REQUIRED TASK A
Reproduce the passage from the post on pre-calculus class rules, starting at "Last year in" and ending at "someone else’s solution.".
REQUIRED TASK B
Write the next part of the post on pre-calculus class rules, picking up after its final line.

EXCERPT PROVIDED
My classroom is a game that my students play. I set the rules by how I allow them to succeed or fail in my class. If I’ve done it right, then the rules I set should motivate genuine learning and reflect that knowledge in the form of a ‘grade’. –Daniel Schneider
I’ve proposed a session for #TMC13 on “A map of problem-based class designs”.
Last year in pre-calculus, all my students had passed algebra 2, but some had passed with flying colors while others had passed with a D- (and a D- in geometry before that, and in algebra 1 before that). Everyone needed a different course. So, the rules were:
- Problems spanned a range of difficulty from pre-alg to pre-calc.
- You got credit for solving and presenting a solution, if you convinced the class you were correct.
- You got credit for writing up what you presented and revising until I accepted it.
- You couldn’t present something someone else solved, or write up someone else’s solution.
Result:
- Almost everyone participated wholeheartedly and solved problems on their own that were challenging for them.
- They all got better at writing.
- Not much pre-calc was learned, as even the strongest mathematicians dropped in and out of the main precalc problem sequence in favor of brainteasers.
- Presentations were a little desultory, since most students were totally unfamiliar with the problem the current student was presenting.
This year, we reorganized sections so that all pre-calc students had done reasonably well in algebra 2 last year. To get everyone learning the pre-calc content, I reorganized the course. The new rules:
- Problems almost entirely required grappling with and mastering precalc concepts.
- You got credit for solving a problem and presenting it.
- You got credit for writing up someone else’s solution—but half as much as presenting an original solution.
Result:
- People are learning pre-calc; some of them are mastering it.
- They are all getting better at writing.

MATERIAL SHOWN
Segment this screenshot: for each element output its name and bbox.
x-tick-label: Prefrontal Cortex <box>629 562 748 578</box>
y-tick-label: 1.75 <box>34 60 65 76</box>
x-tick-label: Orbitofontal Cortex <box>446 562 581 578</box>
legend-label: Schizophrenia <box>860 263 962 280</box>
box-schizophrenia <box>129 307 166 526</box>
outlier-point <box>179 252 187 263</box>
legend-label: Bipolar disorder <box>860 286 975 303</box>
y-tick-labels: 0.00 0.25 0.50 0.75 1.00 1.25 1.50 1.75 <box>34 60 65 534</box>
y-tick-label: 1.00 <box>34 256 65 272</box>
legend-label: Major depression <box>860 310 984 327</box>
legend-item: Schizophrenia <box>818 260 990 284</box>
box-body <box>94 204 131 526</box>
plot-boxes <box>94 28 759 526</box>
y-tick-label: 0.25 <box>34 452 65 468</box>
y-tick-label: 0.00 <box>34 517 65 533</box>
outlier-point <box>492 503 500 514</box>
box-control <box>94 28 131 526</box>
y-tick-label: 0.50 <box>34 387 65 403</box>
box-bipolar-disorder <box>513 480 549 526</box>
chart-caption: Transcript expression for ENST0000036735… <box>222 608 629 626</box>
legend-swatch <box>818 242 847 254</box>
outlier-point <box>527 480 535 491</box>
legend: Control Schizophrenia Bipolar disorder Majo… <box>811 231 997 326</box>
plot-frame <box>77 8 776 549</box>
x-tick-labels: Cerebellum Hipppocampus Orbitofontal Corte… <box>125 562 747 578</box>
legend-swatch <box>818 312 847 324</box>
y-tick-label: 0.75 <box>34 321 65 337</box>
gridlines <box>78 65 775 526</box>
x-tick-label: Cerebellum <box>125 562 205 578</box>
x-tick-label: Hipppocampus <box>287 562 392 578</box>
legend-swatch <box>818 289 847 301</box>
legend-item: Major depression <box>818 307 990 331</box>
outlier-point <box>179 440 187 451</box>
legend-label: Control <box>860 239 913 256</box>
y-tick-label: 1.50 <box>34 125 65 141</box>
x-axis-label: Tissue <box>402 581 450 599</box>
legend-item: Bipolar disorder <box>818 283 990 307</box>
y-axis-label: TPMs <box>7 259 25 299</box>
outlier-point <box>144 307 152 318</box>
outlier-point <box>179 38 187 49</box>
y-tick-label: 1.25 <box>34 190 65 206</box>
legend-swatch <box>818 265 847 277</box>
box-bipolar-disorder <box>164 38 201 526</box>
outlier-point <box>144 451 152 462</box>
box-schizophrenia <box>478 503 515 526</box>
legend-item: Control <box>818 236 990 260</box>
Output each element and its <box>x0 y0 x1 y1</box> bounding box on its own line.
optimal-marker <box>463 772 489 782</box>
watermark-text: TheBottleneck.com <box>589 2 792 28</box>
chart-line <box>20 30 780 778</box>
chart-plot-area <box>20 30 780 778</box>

WRITTEN RESPONSE A
Last year in pre-calculus, all my students had passed algebra 2, but some had passed with flying colors while others had passed with a D- (and a D- in geometry before that, and in algebra 1 before that). Everyone needed a different course. So, the rules were:
- Problems spanned a range of difficulty from pre-alg to pre-calc.
- You got credit for solving and presenting a solution, if you convinced the class you were correct.
- You got credit for writing up what you presented and revising until I accepted it.
- You couldn’t present something someone else solved, or write up someone else’s solution.

WRITTEN RESPONSE B
- Presentations are better than last year and the discussions are more interesting.
- Some students have earned good grades by reporting their classmates results, without ever solving a problem on their own.
Compare these examples to Exeter’s nightly problem sets, or College Preparatory Math’s groupwork, or any other problem-based course. All make different choices about what the problems are, who solves what on what schedule, and how assessment is done. I’m convinced the rules defining a problem-based course are the main factor in determining what students actually do, and therefore, what they learn. I’d like to discuss the feasible and infeasible regions in this choice space. What choices do you go back and forth about, and why? What results are you trying to drive, or avoid? What choices are you excited about? Worried about? Why? If “it depends on the kids”, what exactly about them does it depend on, and how?
I’d love to start hearing people’s questions and answers about this now. We can summarize and continue the discussion in Philadelphia.
This is fabulous! Please, someone take notes for me during your session!
How do you get kids in shape for proof reading/writing? Where do you get problems from? What does class time look like? Do kids get frustrated? How large are your sections? How robust are your class designs?
I have been using problem-based techniques for over 8 years now – initially just adapting the Exeter problems, and eventually creating my own (and finally, with colleague support). Would love to hear the results of this conversation! Wish I could be there.
Very much interested in this talk. My school’s trig/precalc classes definitely need a makeover. I look forward to Philly!
@Sue: Maybe you should come! I’m also maybe going to be at Notre Dame with the Math Circle folks; maybe see you there?
@Michael: Proof writing: They hack out a draft with little direction, I give them feedback and they revise as many times necessary until the paper makes sense. They tend to need fewer and fewer revisions as the year progresses.
Problem sources: See comments near the bottom here. I’ve also been making them up.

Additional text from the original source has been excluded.